Challenge
The listing below should be written out exactly; please include all of it.

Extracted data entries

========

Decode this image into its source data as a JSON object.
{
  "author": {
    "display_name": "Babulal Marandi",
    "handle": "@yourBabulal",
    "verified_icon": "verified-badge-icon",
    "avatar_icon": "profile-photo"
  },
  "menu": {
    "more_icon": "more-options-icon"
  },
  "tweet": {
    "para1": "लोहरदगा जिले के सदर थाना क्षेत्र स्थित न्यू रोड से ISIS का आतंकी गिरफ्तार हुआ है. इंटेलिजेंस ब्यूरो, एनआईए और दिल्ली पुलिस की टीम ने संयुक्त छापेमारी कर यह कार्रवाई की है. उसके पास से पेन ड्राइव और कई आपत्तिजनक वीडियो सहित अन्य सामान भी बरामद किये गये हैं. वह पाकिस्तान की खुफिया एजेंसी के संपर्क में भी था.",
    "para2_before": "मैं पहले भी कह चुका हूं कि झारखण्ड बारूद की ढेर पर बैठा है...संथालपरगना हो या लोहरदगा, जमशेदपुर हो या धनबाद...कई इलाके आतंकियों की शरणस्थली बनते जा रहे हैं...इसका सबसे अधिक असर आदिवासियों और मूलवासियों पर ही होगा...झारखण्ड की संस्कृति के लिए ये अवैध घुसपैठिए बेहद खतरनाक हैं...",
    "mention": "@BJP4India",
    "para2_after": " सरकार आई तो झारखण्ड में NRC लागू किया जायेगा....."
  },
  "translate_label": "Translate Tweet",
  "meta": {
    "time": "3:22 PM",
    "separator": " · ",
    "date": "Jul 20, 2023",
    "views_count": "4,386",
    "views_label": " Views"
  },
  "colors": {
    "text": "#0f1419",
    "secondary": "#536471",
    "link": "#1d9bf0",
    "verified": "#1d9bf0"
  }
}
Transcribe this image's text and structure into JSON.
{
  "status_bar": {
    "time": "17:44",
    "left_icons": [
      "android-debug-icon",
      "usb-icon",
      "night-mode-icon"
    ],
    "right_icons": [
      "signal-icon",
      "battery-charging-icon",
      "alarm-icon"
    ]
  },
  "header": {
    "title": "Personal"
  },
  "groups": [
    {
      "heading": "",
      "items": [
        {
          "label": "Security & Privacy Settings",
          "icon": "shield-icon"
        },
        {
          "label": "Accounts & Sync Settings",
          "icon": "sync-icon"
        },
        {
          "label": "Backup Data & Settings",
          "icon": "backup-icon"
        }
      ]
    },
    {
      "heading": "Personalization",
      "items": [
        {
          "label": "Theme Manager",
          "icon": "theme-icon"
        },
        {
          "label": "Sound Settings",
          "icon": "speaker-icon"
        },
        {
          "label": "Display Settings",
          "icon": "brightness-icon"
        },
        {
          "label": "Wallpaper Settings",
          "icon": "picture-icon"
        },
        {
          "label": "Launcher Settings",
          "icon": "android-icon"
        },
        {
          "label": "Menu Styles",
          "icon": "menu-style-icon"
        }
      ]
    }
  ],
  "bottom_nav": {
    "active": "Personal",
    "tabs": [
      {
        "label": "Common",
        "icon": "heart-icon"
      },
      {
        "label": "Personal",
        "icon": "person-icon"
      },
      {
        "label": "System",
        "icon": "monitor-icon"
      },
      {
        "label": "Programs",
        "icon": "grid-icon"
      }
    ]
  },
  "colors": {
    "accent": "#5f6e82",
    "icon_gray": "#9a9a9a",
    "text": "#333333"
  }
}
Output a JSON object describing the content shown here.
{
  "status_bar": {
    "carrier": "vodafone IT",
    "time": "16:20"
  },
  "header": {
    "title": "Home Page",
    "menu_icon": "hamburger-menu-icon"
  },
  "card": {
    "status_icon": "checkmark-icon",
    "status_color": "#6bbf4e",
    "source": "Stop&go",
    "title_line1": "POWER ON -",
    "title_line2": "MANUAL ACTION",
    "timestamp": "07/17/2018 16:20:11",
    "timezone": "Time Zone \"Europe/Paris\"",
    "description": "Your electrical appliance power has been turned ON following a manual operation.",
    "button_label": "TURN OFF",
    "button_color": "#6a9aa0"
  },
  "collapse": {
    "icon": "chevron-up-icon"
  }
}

========

Reply to the exercise
Decode this image into its source data as a JSON object.
{
  "author": {
    "display_name": "Babulal Marandi",
    "handle": "@yourBabulal",
    "verified_icon": "verified-badge-icon",
    "avatar_icon": "profile-photo"
  },
  "menu": {
    "more_icon": "more-options-icon"
  },
  "tweet": {
    "para1": "लोहरदगा जिले के सदर थाना क्षेत्र स्थित न्यू रोड से ISIS का आतंकी गिरफ्तार हुआ है. इंटेलिजेंस ब्यूरो, एनआईए और दिल्ली पुलिस की टीम ने संयुक्त छापेमारी कर यह कार्रवाई की है. उसके पास से पेन ड्राइव और कई आपत्तिजनक वीडियो सहित अन्य सामान भी बरामद किये गये हैं. वह पाकिस्तान की खुफिया एजेंसी के संपर्क में भी था.",
    "para2_before": "मैं पहले भी कह चुका हूं कि झारखण्ड बारूद की ढेर पर बैठा है...संथालपरगना हो या लोहरदगा, जमशेदपुर हो या धनबाद...कई इलाके आतंकियों की शरणस्थली बनते जा रहे हैं...इसका सबसे अधिक असर आदिवासियों और मूलवासियों पर ही होगा...झारखण्ड की संस्कृति के लिए ये अवैध घुसपैठिए बेहद खतरनाक हैं...",
    "mention": "@BJP4India",
    "para2_after": " सरकार आई तो झारखण्ड में NRC लागू किया जायेगा....."
  },
  "translate_label": "Translate Tweet",
  "meta": {
    "time": "3:22 PM",
    "separator": " · ",
    "date": "Jul 20, 2023",
    "views_count": "4,386",
    "views_label": " Views"
  },
  "colors": {
    "text": "#0f1419",
    "secondary": "#536471",
    "link": "#1d9bf0",
    "verified": "#1d9bf0"
  }
}
Transcribe this image's text and structure into JSON.
{
  "status_bar": {
    "time": "17:44",
    "left_icons": [
      "android-debug-icon",
      "usb-icon",
      "night-mode-icon"
    ],
    "right_icons": [
      "signal-icon",
      "battery-charging-icon",
      "alarm-icon"
    ]
  },
  "header": {
    "title": "Personal"
  },
  "groups": [
    {
      "heading": "",
      "items": [
        {
          "label": "Security & Privacy Settings",
          "icon": "shield-icon"
        },
        {
          "label": "Accounts & Sync Settings",
          "icon": "sync-icon"
        },
        {
          "label": "Backup Data & Settings",
          "icon": "backup-icon"
        }
      ]
    },
    {
      "heading": "Personalization",
      "items": [
        {
          "label": "Theme Manager",
          "icon": "theme-icon"
        },
        {
          "label": "Sound Settings",
          "icon": "speaker-icon"
        },
        {
          "label": "Display Settings",
          "icon": "brightness-icon"
        },
        {
          "label": "Wallpaper Settings",
          "icon": "picture-icon"
        },
        {
          "label": "Launcher Settings",
          "icon": "android-icon"
        },
        {
          "label": "Menu Styles",
          "icon": "menu-style-icon"
        }
      ]
    }
  ],
  "bottom_nav": {
    "active": "Personal",
    "tabs": [
      {
        "label": "Common",
        "icon": "heart-icon"
      },
      {
        "label": "Personal",
        "icon": "person-icon"
      },
      {
        "label": "System",
        "icon": "monitor-icon"
      },
      {
        "label": "Programs",
        "icon": "grid-icon"
      }
    ]
  },
  "colors": {
    "accent": "#5f6e82",
    "icon_gray": "#9a9a9a",
    "text": "#333333"
  }
}
Output a JSON object describing the content shown here.
{
  "status_bar": {
    "carrier": "vodafone IT",
    "time": "16:20"
  },
  "header": {
    "title": "Home Page",
    "menu_icon": "hamburger-menu-icon"
  },
  "card": {
    "status_icon": "checkmark-icon",
    "status_color": "#6bbf4e",
    "source": "Stop&go",
    "title_line1": "POWER ON -",
    "title_line2": "MANUAL ACTION",
    "timestamp": "07/17/2018 16:20:11",
    "timezone": "Time Zone \"Europe/Paris\"",
    "description": "Your electrical appliance power has been turned ON following a manual operation.",
    "button_label": "TURN OFF",
    "button_color": "#6a9aa0"
  },
  "collapse": {
    "icon": "chevron-up-icon"
  }
}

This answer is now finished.